EXERCISE DESCRIPTION. Show every line that has the string "Finding" in it.

** Begin INFORMATION SHOWN **

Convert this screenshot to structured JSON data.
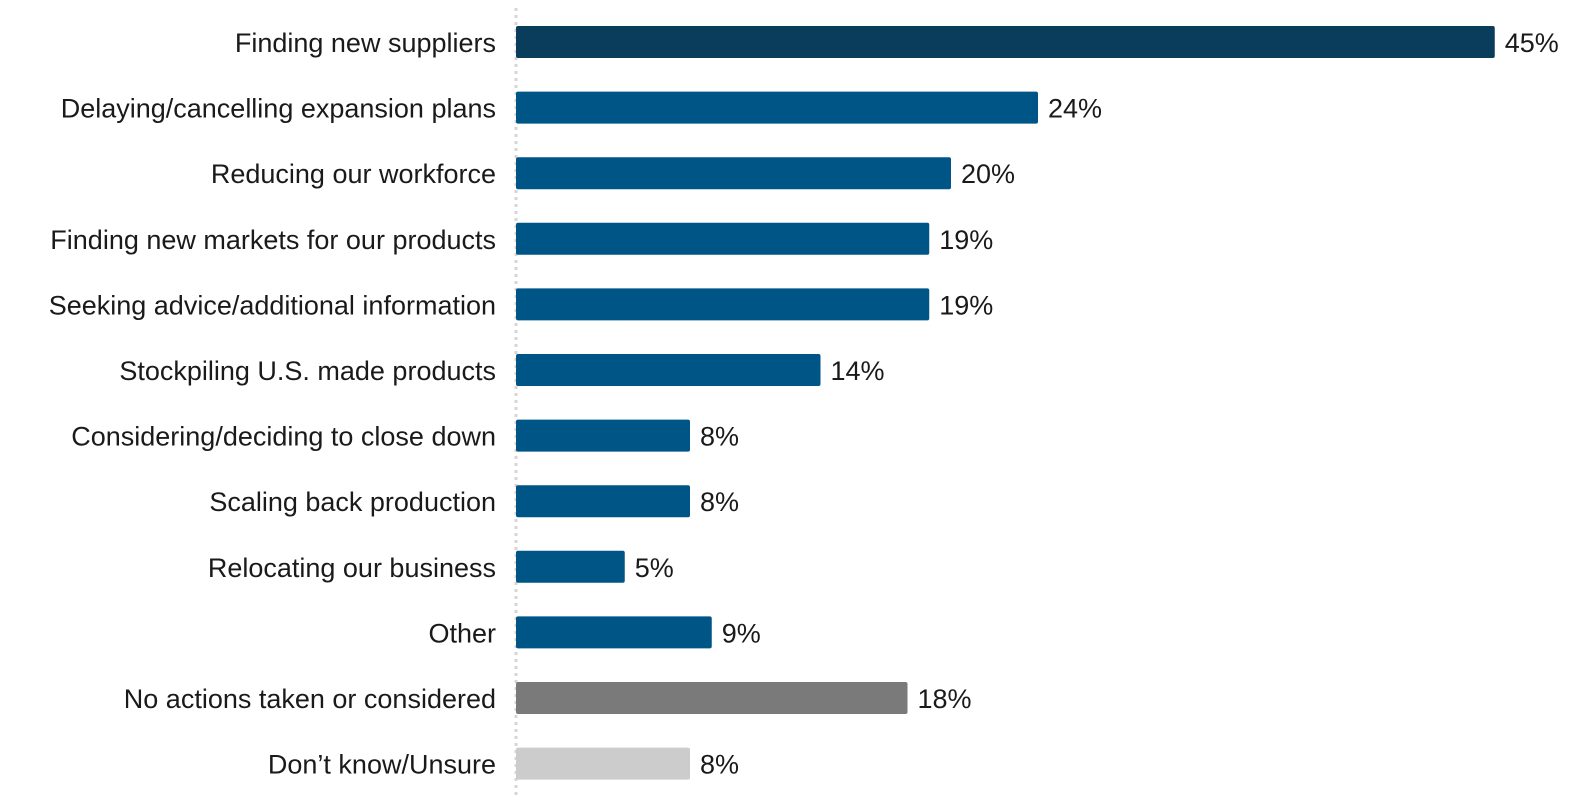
{
  "chart_data": {
    "type": "bar",
    "orientation": "horizontal",
    "title": "",
    "xlabel": "",
    "ylabel": "",
    "xlim": [
      0,
      45
    ],
    "grid": false,
    "legend": "none",
    "categories": [
      "Finding new suppliers",
      "Delaying/cancelling expansion plans",
      "Reducing our workforce",
      "Finding new markets for our products",
      "Seeking advice/additional information",
      "Stockpiling U.S. made products",
      "Considering/deciding to close down",
      "Scaling back production",
      "Relocating our business",
      "Other",
      "No actions taken or considered",
      "Don’t know/Unsure"
    ],
    "values": [
      45,
      24,
      20,
      19,
      19,
      14,
      8,
      8,
      5,
      9,
      18,
      8
    ],
    "value_labels": [
      "45%",
      "24%",
      "20%",
      "19%",
      "19%",
      "14%",
      "8%",
      "8%",
      "5%",
      "9%",
      "18%",
      "8%"
    ],
    "colors": [
      "#0a3d5c",
      "#005587",
      "#005587",
      "#005587",
      "#005587",
      "#005587",
      "#005587",
      "#005587",
      "#005587",
      "#005587",
      "#7a7a7a",
      "#cccccc"
    ],
    "axis_line_color": "#d6d6d6"
  }
}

** End INFORMATION SHOWN **

PROBLEM SOLUTION.
      "Finding new suppliers",
      "Finding new markets for our products",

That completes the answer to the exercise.